# Assignment 1
In the article on BlackRock's tokenized fund filing, turn the paragraph beginning "The new application leans on a relationship" into a short bulleted list that keeps its main facts.
# Assignment 2
Carry the article on BlackRock's tokenized fund filing forward from its final sentence.
Top of Text for analysis
BlackRock has filed a second Securitize‑powered tokenized fund with the SEC, signaling BUIDL’s $2.3B success is becoming a repeatable on‑chain RWA product line, not a pilot.
Summary
BlackRock has filed a new tokenized fund application with the U.S. Securities and Exchange Commission, once again choosing Securitize as the infrastructure provider, according to reporting by The Defiant. The filing has not yet been approved, and details on the fund’s target asset class, chain deployment and fee structure remain limited in the public record, but the move confirms that the world’s largest asset manager — overseeing more than $11.5 trillion in assets — is moving from pilot to product line in the tokenized fund space.
The new application leans on a relationship that has already produced one of the most successful tokenized fund launches in history. BlackRock and Securitize co-launched BUIDL, the BlackRock USD Institutional Digital Liquidity Fund, in March 2024 on Ethereum, initially targeting accredited investors with a $5 million minimum and a focus on short-term U.S. Treasury exposure. BUIDL has since grown to approximately $2.3 billion in assets, making it the largest tokenized Treasury fund globally and the clearest proof point that institutional demand for on-chain, yield-bearing dollar instruments is real and scalable.
Bottom of Text for analysis
Top of Data extract
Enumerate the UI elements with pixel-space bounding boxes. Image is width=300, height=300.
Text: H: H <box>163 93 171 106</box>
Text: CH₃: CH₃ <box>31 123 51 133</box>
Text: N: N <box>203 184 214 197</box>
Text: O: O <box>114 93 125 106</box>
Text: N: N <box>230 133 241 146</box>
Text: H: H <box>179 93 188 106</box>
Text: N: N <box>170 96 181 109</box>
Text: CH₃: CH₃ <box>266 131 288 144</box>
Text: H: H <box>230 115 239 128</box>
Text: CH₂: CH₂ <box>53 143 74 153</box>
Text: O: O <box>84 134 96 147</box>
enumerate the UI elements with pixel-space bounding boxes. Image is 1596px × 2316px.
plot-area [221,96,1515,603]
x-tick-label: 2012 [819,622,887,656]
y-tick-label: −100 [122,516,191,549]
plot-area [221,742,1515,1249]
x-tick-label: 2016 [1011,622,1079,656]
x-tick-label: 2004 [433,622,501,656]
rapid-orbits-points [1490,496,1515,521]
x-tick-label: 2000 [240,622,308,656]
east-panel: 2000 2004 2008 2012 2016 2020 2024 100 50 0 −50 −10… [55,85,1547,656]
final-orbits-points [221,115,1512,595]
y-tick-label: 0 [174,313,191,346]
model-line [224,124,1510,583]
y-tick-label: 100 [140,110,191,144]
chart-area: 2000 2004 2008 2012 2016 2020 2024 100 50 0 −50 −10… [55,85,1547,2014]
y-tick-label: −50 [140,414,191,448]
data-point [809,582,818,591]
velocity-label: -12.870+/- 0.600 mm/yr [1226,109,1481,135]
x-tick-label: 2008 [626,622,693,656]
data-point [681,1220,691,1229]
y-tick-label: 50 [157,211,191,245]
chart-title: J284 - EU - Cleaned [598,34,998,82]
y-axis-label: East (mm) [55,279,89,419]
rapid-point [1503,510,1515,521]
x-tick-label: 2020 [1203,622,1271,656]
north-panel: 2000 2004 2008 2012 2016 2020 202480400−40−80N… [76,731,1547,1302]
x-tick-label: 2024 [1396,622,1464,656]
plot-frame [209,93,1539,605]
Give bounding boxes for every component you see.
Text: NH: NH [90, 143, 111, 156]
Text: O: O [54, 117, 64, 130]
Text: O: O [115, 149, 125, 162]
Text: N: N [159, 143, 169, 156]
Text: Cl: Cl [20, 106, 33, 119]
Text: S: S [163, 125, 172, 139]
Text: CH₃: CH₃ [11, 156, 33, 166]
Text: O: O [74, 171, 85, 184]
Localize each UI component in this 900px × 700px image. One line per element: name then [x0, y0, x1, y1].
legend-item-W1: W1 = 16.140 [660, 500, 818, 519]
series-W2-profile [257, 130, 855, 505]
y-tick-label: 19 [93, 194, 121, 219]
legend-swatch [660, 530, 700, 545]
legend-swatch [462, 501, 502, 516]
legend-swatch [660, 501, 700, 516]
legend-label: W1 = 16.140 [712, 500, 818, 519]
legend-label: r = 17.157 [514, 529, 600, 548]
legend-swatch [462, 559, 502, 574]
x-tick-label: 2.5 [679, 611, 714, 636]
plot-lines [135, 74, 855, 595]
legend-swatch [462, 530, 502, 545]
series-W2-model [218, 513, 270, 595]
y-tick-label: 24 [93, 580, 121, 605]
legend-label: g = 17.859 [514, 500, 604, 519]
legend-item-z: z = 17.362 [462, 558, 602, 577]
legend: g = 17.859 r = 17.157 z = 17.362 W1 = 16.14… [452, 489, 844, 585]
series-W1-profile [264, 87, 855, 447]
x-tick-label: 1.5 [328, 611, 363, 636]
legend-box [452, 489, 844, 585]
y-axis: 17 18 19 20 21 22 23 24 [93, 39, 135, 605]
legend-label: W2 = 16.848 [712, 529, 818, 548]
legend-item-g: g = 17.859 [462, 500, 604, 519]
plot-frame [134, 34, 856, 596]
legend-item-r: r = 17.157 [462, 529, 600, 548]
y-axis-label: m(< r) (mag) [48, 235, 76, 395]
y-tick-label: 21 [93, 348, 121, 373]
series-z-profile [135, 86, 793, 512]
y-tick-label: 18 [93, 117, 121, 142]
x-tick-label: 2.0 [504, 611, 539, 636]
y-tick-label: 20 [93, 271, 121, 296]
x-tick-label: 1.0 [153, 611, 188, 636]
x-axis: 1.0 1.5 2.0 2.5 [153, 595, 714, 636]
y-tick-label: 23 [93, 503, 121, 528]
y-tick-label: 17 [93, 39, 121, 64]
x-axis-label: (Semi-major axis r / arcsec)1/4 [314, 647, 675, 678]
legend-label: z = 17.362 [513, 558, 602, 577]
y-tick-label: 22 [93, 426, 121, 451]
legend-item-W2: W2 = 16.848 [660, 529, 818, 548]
Bottom of Data extract
# Task answer 1
- The new filing builds on BlackRock's existing partnership with Securitize.
- The two co-launched BUIDL, the BlackRock USD Institutional Digital Liquidity Fund, on Ethereum in March 2024.
- BUIDL first targeted accredited investors, with a $5 million minimum and a focus on short-term U.S. Treasury exposure.
- It has grown to about $2.3 billion in assets, making it the largest tokenized Treasury fund globally.
- Its growth is the clearest evidence that institutional demand for on-chain, yield-bearing dollar instruments is real and scalable.

# Task answer 2
Securitize, which serves as BUIDL’s transfer agent and tokenization platform, has built its business around being the regulated middleware between traditional fund structures and public blockchains. The firm is registered with the SEC as a transfer agent and operates a broker-dealer, giving it the compliance infrastructure that large asset managers need before they can list tokenized products to institutional clients. By returning to Securitize for a second filing, BlackRock is effectively endorsing that compliance stack as fit-for-purpose and signaling that it does not intend to build its own on-chain fund infrastructure from scratch.
The broader context matters here. BlackRock’s second filing arrives as the tokenized asset market is accelerating across multiple fronts simultaneously. A recent crypto.news story on Ondo Finance’s tokenized stock bridge detailed how the RWA tokenization market has scaled past $1.5 billion in TVL for equities alone, while a separate story on DTCC’s tokenized securities platform showed how post-trade infrastructure giants are now building the settlement rails that would make multi-billion-dollar tokenized fund flows operationally viable at scale.
For BlackRock, the strategic logic of a second tokenized fund is straightforward: BUIDL proved the model works for short-duration Treasury exposure, and a second product allows the firm to test a different asset class, duration profile or investor base on the same regulatory and technical architecture. The move also puts competitive pressure on Franklin Templeton, whose BENJI tokenized money market fund was an early BUIDL rival and whose XRPZ ETF recently led XRP spot inflows, and on Fidelity and State Street, both of which have filed or hinted at tokenized product ambitions of their own.
At a policy level, the filing lands in the same week that the CLARITY Act is heading to Senate Banking Committee markup and the White House is pushing for Trump to sign a crypto market structure bill before July 4, a convergence that turns BlackRock’s SEC submission into more than a routine product launch. As a crypto.news story on BNY’s Abu Dhabi digital asset custody expansion illustrated, the largest names in traditional finance are no longer hedging their blockchain bets — they are building production infrastructure and filing with regulators, treating tokenization as the next decade’s core product category rather than an emerging technology experiment.